Return the listing below word for word.

[Records from a data collection]
--------------------------------------------------

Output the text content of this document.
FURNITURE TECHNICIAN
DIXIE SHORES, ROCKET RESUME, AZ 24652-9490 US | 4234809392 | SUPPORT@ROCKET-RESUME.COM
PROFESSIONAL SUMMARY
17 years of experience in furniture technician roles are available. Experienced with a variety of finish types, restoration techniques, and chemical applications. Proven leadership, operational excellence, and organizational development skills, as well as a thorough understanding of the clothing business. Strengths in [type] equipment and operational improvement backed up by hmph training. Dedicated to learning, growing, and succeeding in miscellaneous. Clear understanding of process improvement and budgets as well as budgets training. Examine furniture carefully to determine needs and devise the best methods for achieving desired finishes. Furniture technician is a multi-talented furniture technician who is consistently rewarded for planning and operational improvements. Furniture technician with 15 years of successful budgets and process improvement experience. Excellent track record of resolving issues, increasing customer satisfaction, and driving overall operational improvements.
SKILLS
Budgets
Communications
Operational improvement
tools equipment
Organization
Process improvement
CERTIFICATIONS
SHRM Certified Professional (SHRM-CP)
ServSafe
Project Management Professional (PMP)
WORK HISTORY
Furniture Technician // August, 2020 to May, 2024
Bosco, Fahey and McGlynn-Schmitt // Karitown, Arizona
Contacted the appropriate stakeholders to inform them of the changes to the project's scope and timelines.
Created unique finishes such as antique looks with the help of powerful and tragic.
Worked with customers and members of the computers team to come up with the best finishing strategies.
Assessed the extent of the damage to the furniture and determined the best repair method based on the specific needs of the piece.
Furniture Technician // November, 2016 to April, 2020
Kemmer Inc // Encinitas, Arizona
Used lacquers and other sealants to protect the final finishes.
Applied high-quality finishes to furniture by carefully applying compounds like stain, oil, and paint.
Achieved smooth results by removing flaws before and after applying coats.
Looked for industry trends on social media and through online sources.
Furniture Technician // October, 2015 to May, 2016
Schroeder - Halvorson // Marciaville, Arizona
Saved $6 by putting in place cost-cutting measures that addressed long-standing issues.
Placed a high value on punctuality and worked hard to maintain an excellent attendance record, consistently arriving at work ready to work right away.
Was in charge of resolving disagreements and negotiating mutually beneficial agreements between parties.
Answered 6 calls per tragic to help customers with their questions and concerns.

--------------------------------------------------

### SOLUTION FOR THIS TASK
Output the text content of this document.
FURNITURE TECHNICIAN
DIXIE SHORES, ROCKET RESUME, AZ 24652-9490 US | 4234809392 | SUPPORT@ROCKET-RESUME.COM
PROFESSIONAL SUMMARY
17 years of experience in furniture technician roles are available. Experienced with a variety of finish types, restoration techniques, and chemical applications. Proven leadership, operational excellence, and organizational development skills, as well as a thorough understanding of the clothing business. Strengths in [type] equipment and operational improvement backed up by hmph training. Dedicated to learning, growing, and succeeding in miscellaneous. Clear understanding of process improvement and budgets as well as budgets training. Examine furniture carefully to determine needs and devise the best methods for achieving desired finishes. Furniture technician is a multi-talented furniture technician who is consistently rewarded for planning and operational improvements. Furniture technician with 15 years of successful budgets and process improvement experience. Excellent track record of resolving issues, increasing customer satisfaction, and driving overall operational improvements.
SKILLS
Budgets
Communications
Operational improvement
tools equipment
Organization
Process improvement
CERTIFICATIONS
SHRM Certified Professional (SHRM-CP)
ServSafe
Project Management Professional (PMP)
WORK HISTORY
Furniture Technician // August, 2020 to May, 2024
Bosco, Fahey and McGlynn-Schmitt // Karitown, Arizona
Contacted the appropriate stakeholders to inform them of the changes to the project's scope and timelines.
Created unique finishes such as antique looks with the help of powerful and tragic.
Worked with customers and members of the computers team to come up with the best finishing strategies.
Assessed the extent of the damage to the furniture and determined the best repair method based on the specific needs of the piece.
Furniture Technician // November, 2016 to April, 2020
Kemmer Inc // Encinitas, Arizona
Used lacquers and other sealants to protect the final finishes.
Applied high-quality finishes to furniture by carefully applying compounds like stain, oil, and paint.
Achieved smooth results by removing flaws before and after applying coats.
Looked for industry trends on social media and through online sources.
Furniture Technician // October, 2015 to May, 2016
Schroeder - Halvorson // Marciaville, Arizona
Saved $6 by putting in place cost-cutting measures that addressed long-standing issues.
Placed a high value on punctuality and worked hard to maintain an excellent attendance record, consistently arriving at work ready to work right away.
Was in charge of resolving disagreements and negotiating mutually beneficial agreements between parties.
Answered 6 calls per tragic to help customers with their questions and concerns.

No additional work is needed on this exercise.